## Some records
________________________

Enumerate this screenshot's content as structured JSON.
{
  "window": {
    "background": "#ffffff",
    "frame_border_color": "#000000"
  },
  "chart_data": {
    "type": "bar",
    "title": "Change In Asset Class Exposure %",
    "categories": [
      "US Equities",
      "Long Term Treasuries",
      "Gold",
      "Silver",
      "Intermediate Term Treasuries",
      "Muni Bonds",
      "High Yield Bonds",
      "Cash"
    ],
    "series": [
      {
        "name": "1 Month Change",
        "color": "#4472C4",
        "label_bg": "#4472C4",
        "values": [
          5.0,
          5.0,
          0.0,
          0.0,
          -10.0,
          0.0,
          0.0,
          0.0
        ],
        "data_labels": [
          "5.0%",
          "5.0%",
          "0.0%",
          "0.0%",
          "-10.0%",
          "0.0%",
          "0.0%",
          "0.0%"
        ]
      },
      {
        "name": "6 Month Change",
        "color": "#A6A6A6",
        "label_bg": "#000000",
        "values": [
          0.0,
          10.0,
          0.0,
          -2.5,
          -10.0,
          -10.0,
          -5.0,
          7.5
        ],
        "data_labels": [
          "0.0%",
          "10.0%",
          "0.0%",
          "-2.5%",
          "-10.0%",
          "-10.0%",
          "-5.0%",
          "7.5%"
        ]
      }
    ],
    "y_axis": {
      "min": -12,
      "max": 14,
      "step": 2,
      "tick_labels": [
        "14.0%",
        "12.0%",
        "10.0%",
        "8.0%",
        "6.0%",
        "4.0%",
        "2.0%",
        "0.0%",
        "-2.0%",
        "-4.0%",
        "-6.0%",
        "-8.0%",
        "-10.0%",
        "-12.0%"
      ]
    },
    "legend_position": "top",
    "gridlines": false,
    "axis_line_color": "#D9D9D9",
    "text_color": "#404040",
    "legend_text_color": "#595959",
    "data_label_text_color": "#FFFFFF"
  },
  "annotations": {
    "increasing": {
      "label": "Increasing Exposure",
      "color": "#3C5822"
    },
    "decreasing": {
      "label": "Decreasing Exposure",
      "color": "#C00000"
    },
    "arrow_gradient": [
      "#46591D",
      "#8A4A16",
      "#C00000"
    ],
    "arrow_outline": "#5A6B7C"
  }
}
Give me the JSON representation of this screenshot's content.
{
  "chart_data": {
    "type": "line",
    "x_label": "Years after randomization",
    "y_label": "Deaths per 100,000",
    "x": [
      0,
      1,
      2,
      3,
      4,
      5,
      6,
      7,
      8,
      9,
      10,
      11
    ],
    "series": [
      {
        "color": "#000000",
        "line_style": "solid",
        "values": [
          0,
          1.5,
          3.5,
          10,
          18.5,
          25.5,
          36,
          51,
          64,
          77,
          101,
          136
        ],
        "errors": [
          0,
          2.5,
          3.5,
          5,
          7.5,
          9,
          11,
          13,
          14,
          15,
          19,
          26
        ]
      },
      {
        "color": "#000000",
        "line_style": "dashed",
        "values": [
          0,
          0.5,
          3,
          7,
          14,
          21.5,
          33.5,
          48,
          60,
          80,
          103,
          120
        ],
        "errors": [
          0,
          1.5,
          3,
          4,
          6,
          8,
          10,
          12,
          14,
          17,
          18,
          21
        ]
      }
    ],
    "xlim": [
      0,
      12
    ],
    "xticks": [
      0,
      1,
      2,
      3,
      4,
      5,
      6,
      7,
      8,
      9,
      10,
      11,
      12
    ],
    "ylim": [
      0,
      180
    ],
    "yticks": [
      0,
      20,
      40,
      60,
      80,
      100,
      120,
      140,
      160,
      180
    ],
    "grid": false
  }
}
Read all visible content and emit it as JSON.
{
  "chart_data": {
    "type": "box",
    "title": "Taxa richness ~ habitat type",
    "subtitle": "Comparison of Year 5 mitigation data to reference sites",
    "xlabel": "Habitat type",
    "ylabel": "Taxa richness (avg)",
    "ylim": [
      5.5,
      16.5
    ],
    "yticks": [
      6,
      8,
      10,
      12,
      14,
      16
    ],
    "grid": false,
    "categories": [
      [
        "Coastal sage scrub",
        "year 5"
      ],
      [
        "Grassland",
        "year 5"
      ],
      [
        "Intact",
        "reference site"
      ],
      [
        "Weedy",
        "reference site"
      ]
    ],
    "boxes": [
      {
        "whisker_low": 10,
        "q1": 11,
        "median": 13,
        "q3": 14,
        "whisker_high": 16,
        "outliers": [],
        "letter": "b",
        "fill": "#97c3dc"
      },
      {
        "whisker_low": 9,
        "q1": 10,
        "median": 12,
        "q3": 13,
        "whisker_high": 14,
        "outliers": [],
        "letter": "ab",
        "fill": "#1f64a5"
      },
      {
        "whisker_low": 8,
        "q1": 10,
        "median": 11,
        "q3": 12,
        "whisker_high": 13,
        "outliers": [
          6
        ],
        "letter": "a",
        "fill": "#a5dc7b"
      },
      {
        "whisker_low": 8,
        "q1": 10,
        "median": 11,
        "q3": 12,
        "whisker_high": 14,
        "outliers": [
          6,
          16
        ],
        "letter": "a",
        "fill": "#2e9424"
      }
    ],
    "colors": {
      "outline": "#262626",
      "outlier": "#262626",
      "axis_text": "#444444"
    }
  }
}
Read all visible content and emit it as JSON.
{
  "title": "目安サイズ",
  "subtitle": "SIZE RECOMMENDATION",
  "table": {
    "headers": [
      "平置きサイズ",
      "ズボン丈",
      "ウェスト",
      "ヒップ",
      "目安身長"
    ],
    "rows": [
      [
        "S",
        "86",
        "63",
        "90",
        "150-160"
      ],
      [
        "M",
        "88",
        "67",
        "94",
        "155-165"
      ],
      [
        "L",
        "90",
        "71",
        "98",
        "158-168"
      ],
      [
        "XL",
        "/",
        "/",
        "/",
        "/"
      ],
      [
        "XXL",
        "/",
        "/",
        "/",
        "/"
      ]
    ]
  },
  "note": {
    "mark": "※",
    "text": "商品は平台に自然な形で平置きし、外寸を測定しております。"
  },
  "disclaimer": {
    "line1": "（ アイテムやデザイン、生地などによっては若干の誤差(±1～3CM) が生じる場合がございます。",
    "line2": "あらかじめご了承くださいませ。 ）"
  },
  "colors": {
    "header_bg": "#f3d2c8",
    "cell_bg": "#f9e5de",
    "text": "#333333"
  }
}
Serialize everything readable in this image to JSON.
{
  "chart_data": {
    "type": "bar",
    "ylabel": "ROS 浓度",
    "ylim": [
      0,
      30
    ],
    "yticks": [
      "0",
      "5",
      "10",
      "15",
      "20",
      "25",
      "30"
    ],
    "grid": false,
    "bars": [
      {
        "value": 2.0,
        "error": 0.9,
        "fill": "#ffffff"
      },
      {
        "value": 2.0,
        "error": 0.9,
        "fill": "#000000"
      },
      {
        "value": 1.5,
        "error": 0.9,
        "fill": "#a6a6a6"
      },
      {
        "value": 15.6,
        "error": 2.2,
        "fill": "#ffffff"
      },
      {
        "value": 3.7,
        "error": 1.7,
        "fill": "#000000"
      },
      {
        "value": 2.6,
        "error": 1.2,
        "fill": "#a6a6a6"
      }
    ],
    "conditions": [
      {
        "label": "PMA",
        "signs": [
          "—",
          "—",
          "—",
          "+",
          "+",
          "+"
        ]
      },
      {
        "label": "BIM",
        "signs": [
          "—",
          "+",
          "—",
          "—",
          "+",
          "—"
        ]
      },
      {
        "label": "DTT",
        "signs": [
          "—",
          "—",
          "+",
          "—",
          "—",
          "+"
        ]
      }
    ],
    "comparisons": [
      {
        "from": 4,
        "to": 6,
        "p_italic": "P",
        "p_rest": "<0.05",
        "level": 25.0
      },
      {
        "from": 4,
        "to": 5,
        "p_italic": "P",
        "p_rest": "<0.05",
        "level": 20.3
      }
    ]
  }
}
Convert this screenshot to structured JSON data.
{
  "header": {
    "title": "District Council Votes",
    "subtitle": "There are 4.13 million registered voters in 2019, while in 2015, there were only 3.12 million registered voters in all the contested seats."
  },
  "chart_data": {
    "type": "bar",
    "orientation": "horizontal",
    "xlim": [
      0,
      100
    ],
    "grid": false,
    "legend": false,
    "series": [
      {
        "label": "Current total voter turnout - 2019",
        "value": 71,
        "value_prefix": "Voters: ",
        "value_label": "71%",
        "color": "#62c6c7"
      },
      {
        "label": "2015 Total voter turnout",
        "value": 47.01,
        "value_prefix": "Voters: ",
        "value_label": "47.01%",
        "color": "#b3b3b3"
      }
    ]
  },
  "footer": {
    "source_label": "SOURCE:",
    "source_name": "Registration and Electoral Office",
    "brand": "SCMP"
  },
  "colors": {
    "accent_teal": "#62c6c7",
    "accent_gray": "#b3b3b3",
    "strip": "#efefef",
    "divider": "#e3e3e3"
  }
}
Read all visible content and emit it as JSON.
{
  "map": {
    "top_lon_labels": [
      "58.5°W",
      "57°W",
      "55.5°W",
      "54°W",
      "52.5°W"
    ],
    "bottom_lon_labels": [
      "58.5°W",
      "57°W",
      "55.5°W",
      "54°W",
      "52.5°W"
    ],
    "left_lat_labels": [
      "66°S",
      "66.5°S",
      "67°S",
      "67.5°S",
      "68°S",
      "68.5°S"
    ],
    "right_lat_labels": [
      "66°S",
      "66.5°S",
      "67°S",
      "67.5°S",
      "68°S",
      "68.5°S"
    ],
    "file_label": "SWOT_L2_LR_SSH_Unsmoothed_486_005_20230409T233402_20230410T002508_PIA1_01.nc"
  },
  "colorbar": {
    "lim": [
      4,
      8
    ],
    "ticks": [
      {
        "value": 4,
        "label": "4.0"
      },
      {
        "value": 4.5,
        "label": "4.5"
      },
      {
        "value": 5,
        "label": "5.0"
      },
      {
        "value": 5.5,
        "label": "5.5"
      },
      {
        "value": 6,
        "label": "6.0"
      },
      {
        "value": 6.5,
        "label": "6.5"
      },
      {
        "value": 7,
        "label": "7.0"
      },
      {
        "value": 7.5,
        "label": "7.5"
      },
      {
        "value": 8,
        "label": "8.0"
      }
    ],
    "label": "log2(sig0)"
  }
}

________________________

## Job
State the count of lines with the word "Exposure" in them, and write nothing else.

## Solved problem
3